To be done.
Go through the material and pull out every line with the string "name" in it.

# START OF Provided records

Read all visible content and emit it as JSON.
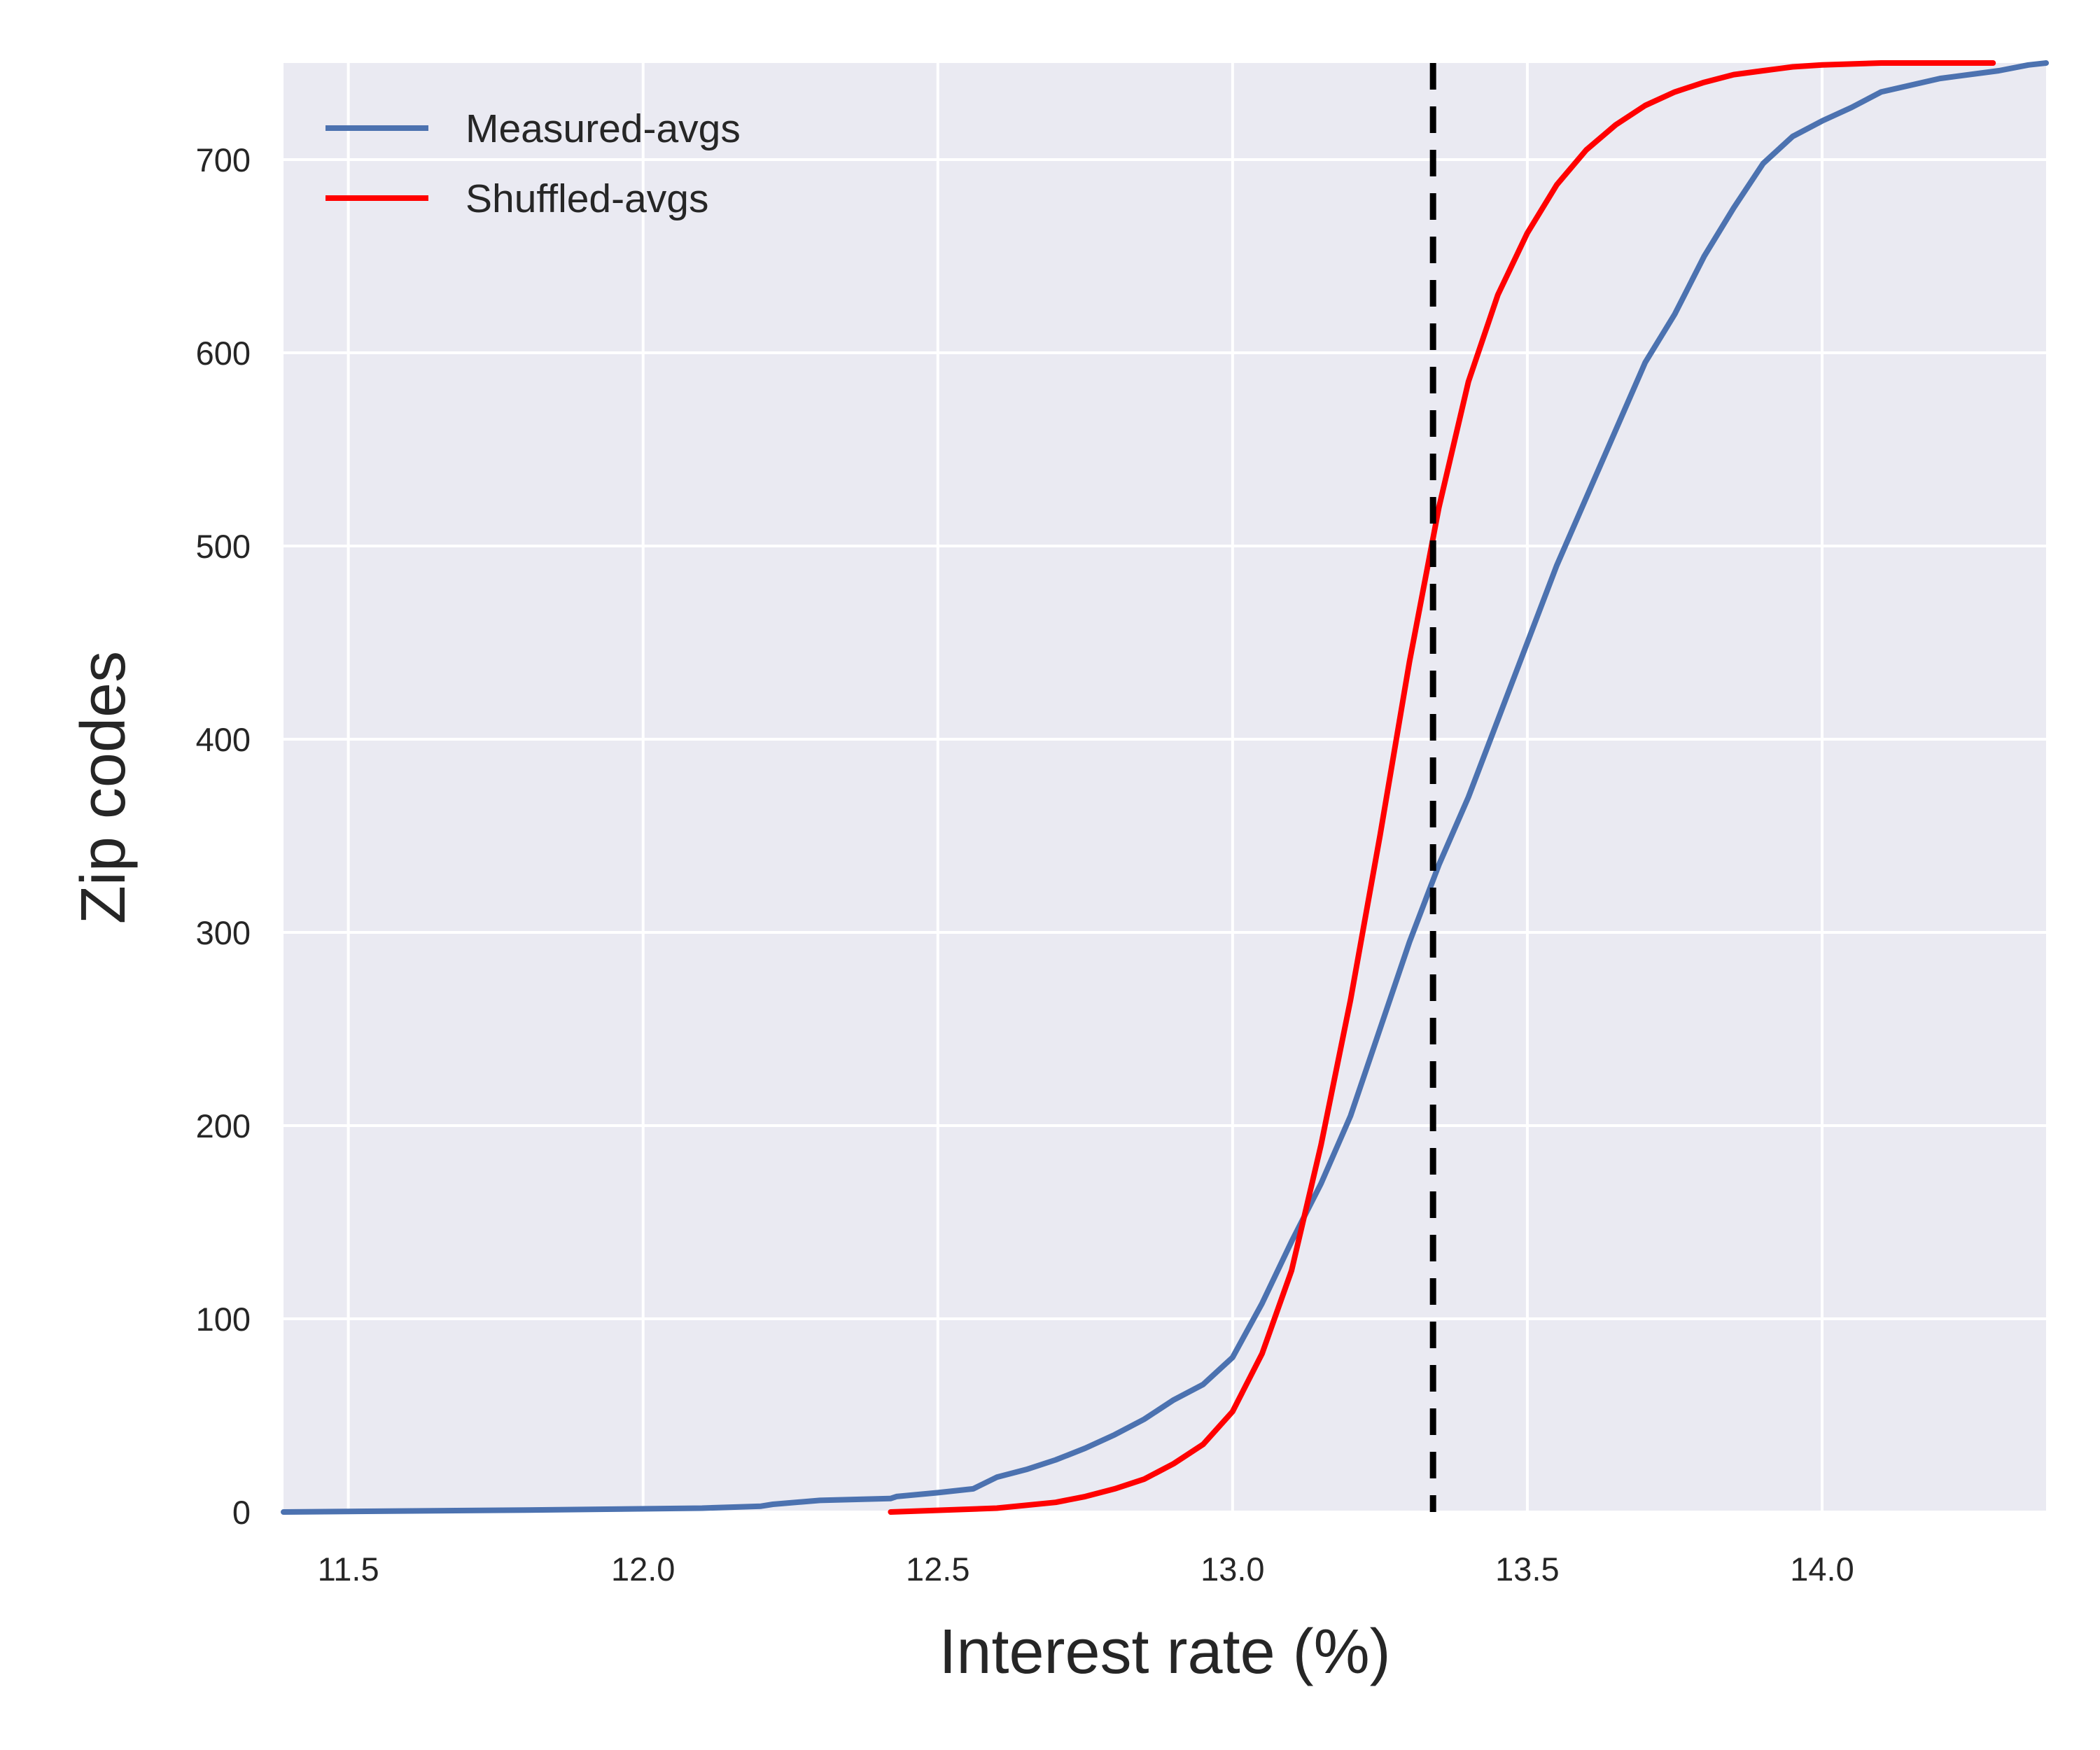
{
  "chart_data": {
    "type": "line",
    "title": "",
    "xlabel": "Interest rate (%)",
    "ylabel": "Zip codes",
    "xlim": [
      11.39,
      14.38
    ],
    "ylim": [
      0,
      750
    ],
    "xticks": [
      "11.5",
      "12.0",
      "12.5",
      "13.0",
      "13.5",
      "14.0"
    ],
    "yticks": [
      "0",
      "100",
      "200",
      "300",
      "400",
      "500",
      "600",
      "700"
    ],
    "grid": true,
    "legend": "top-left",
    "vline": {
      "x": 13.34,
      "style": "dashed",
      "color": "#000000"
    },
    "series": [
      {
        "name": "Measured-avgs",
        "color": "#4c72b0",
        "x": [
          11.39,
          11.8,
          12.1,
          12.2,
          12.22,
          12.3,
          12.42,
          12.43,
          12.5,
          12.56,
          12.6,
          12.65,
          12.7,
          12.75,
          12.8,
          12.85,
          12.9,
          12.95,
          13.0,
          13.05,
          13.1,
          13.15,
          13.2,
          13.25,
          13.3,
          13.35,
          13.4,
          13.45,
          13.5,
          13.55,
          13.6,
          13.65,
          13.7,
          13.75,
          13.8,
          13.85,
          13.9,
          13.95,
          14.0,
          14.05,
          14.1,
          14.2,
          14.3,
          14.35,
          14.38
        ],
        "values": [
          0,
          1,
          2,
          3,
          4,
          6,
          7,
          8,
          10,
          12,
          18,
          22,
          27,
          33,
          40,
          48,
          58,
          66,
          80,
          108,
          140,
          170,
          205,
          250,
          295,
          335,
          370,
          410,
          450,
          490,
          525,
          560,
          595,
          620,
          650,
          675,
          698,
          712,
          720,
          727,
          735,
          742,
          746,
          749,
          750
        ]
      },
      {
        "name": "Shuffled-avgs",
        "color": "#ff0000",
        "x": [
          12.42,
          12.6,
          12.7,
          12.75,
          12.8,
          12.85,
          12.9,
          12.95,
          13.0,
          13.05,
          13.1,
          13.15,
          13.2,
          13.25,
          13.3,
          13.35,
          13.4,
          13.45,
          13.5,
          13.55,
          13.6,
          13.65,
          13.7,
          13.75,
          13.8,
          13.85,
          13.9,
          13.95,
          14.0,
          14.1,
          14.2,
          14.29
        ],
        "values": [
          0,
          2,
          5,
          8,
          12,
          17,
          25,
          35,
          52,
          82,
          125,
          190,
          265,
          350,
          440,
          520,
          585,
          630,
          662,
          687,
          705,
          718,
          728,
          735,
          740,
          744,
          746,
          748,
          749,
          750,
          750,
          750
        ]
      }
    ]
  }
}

# END OF Provided records

Exercise response.
        "name": "Measured-avgs",
        "name": "Shuffled-avgs",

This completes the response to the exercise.